# Data items:
####################
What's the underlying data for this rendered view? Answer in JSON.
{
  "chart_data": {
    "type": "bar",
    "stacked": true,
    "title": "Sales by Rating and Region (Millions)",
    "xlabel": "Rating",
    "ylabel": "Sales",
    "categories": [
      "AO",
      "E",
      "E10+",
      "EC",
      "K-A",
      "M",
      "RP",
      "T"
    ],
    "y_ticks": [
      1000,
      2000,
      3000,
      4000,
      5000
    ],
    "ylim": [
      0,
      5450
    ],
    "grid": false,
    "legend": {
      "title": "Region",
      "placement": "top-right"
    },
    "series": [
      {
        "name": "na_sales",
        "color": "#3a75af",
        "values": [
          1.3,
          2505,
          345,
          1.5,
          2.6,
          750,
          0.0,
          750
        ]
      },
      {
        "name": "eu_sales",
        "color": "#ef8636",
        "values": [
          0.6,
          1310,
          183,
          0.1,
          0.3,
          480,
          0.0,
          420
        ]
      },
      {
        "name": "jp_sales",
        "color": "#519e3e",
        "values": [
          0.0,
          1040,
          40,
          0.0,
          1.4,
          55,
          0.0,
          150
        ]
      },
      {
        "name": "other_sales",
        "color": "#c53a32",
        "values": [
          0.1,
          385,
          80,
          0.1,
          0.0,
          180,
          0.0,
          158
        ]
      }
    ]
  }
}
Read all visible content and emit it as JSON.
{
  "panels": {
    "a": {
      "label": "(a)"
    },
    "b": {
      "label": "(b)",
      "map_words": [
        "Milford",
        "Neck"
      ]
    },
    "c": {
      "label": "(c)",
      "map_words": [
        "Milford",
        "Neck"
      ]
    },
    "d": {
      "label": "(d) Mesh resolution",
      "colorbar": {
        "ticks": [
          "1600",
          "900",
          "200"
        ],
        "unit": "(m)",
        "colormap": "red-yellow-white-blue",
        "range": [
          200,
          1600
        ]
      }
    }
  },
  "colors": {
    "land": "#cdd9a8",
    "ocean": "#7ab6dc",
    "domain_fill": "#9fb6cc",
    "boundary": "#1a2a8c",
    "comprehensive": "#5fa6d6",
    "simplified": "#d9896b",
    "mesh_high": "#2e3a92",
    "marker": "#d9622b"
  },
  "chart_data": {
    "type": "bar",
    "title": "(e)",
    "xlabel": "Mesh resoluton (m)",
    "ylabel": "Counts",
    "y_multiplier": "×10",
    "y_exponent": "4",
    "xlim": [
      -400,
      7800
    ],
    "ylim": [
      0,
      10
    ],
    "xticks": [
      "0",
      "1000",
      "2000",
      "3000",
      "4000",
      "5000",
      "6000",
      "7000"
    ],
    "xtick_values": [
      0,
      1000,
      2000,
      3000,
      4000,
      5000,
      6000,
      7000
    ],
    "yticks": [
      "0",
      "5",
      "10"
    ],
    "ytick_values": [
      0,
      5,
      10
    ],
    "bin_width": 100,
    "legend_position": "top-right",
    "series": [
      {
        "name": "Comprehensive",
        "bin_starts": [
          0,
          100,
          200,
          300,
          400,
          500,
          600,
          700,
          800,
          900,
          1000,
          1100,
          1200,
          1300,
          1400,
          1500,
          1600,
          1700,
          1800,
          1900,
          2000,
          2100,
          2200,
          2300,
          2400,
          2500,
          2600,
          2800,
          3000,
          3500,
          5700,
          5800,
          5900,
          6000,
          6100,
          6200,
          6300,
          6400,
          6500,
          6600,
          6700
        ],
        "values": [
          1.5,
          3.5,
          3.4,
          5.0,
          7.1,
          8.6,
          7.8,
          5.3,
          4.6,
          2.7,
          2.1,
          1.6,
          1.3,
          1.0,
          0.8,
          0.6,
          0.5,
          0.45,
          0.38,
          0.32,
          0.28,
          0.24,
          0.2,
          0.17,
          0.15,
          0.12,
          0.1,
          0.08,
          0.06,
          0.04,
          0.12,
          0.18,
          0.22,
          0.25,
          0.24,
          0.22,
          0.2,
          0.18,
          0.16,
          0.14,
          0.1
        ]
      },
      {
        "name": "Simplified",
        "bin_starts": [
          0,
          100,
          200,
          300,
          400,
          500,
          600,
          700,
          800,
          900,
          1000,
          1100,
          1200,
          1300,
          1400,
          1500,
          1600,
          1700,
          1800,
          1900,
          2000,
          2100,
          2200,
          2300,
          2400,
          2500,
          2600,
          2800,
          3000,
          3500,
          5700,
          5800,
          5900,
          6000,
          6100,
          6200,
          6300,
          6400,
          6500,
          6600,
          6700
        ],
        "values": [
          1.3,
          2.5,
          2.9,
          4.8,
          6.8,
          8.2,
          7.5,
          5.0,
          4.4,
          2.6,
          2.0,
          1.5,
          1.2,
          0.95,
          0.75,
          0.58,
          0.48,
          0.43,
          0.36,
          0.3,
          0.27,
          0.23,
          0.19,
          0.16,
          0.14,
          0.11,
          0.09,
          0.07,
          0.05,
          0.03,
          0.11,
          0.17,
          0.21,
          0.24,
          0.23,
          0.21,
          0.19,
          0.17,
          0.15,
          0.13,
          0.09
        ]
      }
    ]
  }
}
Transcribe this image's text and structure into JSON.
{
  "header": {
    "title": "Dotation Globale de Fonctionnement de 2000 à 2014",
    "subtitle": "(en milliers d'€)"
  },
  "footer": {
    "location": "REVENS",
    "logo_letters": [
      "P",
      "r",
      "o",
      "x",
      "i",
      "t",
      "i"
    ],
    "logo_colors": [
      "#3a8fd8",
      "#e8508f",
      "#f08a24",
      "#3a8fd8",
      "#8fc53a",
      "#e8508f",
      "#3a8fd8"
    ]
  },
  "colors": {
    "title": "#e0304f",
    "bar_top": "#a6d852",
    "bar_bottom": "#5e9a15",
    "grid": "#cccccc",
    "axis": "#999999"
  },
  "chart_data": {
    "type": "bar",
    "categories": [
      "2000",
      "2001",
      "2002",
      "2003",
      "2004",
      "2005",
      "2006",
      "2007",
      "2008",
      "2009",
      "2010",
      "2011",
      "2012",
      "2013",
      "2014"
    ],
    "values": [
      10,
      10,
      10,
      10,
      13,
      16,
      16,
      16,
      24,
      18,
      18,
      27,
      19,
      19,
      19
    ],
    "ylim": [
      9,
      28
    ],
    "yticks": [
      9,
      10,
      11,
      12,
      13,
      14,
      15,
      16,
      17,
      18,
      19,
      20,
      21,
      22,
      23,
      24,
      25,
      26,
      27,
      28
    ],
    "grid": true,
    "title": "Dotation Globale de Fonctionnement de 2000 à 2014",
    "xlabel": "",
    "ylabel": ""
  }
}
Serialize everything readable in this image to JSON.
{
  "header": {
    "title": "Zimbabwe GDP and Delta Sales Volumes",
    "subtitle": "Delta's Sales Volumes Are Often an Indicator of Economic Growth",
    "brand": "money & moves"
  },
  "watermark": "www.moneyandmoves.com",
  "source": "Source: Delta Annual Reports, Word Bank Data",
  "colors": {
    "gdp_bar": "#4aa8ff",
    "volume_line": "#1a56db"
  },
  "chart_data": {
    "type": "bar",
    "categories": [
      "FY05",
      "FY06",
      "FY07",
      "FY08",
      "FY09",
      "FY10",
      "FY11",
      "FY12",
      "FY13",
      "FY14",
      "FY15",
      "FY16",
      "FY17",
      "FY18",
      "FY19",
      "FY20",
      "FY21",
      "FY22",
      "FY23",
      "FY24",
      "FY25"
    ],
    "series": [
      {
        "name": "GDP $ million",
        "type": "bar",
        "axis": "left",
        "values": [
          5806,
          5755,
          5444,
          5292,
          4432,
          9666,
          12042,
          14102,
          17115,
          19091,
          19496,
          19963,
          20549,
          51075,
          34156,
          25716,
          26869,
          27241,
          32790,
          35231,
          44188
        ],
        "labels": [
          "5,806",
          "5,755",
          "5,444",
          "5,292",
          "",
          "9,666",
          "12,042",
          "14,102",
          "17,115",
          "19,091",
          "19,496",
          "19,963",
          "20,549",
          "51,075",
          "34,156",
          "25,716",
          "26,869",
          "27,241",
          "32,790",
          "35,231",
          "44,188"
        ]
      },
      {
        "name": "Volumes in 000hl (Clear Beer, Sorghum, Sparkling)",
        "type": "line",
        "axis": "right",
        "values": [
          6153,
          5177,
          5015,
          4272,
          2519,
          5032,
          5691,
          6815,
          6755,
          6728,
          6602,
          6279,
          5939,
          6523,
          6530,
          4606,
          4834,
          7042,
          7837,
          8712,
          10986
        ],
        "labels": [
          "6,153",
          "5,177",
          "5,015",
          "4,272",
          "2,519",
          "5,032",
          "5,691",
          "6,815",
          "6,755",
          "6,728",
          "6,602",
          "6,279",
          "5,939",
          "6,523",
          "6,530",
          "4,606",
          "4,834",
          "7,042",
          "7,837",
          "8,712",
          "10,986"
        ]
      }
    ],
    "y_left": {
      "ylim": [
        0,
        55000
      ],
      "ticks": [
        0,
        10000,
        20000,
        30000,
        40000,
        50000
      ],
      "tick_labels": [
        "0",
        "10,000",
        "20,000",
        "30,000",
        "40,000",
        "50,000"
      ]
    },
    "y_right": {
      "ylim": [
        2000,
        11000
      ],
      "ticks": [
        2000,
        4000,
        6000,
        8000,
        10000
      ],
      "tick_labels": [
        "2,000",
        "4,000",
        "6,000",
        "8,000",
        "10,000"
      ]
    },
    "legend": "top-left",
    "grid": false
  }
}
####################
Check each line of the data above for the word "name", then state how many lines have it. Give the number alone.

# Solution to this exercise:
8